* **Extracted text**:
--------------------------------
Sex and fertility after breast cancer treatment
Sex after breast cancer treatment
Treatment for breast cancer can cause physical and emotional changes that can affect your sex life during treatment or in the months or even years afterwards.
Any problems usually improve with time, but don’t be embarrassed to ask for advice if you’re having any problems. Your specialist nurse can help, or talk to our cancer nurses by calling 1800 200 700 or visiting a Daffodil Centre.
Coping with physical changes after breast cancer treatment
Pain or discomfort
It may be difficult to hold or hug your partner if your wounds are still healing or if you have scarring after surgery. Your breast area may also be tender and painful to touch if it has been treated with radiotherapy.
Tip: Painkillers may help. Try different positions to make yourself more comfortable during lovemaking.
Fatigue is an extreme form of tiredness, which is often not helped by rest or sleep. If you’re feeling fatigued, you may have no desire for sex or perhaps would prefer a less active role.
Tip: Try not to push yourself. Gradually the fatigue will fade and your energy levels will improve so you can actively enjoy sex again. Read more about fatigue.
--------------------------------
* **Material provided**:
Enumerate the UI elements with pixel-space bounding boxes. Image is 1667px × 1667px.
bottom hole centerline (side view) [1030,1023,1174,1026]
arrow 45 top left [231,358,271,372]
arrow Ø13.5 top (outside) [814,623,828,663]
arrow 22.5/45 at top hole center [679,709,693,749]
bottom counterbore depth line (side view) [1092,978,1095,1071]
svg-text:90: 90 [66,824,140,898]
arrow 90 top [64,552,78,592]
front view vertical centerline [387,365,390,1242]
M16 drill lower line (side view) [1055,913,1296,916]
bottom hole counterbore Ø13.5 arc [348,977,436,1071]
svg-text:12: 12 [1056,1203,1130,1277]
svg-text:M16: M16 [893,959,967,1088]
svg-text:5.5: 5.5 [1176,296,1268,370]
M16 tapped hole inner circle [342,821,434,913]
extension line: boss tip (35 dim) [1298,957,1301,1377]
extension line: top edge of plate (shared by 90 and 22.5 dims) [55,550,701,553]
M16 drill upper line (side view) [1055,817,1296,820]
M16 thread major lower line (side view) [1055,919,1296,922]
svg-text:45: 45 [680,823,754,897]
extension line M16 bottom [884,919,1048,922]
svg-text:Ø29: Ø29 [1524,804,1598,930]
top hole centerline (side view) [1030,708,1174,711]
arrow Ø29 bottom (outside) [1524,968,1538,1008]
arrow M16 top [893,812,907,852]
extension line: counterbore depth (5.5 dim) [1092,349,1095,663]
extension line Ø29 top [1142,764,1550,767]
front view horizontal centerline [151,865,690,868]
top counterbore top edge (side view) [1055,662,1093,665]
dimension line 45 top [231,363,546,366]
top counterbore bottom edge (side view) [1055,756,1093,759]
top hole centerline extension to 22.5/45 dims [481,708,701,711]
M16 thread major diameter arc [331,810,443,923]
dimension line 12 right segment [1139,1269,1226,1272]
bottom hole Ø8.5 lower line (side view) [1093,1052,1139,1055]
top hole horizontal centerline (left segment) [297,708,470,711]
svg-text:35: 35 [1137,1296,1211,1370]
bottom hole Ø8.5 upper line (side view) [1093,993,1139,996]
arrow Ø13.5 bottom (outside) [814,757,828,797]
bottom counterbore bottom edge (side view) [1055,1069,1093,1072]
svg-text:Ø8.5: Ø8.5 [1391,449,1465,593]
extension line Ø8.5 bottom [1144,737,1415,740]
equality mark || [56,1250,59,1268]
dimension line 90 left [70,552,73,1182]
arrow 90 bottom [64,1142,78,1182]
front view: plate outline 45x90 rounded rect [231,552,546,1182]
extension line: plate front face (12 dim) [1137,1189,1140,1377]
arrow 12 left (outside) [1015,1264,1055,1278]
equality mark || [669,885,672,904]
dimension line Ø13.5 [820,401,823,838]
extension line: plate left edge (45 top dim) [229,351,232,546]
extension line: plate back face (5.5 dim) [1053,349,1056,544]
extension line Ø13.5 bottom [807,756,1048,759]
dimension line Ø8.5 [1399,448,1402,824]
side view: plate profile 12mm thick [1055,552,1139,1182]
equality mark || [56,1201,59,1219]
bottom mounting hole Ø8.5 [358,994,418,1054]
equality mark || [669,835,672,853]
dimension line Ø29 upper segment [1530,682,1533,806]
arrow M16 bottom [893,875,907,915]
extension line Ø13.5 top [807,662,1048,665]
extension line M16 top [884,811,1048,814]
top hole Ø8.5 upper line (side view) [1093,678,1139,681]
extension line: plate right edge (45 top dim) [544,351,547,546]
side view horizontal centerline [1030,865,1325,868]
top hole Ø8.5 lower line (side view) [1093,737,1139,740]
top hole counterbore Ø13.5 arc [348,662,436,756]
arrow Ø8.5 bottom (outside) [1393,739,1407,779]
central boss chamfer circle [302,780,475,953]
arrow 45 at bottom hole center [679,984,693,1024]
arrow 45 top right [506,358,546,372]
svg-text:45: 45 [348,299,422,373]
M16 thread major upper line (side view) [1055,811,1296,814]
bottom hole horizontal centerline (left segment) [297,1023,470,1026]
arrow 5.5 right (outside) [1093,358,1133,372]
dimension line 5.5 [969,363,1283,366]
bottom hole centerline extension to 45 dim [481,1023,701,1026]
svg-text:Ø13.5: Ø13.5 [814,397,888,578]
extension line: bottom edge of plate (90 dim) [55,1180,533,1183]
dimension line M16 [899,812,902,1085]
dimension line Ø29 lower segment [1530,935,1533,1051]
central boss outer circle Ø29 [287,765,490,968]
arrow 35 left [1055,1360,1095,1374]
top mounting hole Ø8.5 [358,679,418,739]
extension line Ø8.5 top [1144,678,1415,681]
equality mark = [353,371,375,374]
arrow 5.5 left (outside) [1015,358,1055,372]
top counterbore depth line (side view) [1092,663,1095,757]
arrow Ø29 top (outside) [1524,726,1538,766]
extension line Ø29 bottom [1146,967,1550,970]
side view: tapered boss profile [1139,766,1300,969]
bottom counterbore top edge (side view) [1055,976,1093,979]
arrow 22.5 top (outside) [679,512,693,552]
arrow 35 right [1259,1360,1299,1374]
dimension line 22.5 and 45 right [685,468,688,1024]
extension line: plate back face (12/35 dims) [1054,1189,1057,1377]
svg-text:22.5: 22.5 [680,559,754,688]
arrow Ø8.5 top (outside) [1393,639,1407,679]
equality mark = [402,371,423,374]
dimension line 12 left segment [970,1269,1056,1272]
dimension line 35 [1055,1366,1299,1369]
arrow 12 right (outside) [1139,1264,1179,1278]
--------------------------------
* **What is being asked**: Reproduce the passage of the text on sex after breast cancer treatment word for word, beginning at the words "Tip: Try not" and stopping after the words "more about fatigue.".

* **Solution to this exercise**:
Tip: Try not to push yourself. Gradually the fatigue will fade and your energy levels will improve so you can actively enjoy sex again. Read more about fatigue.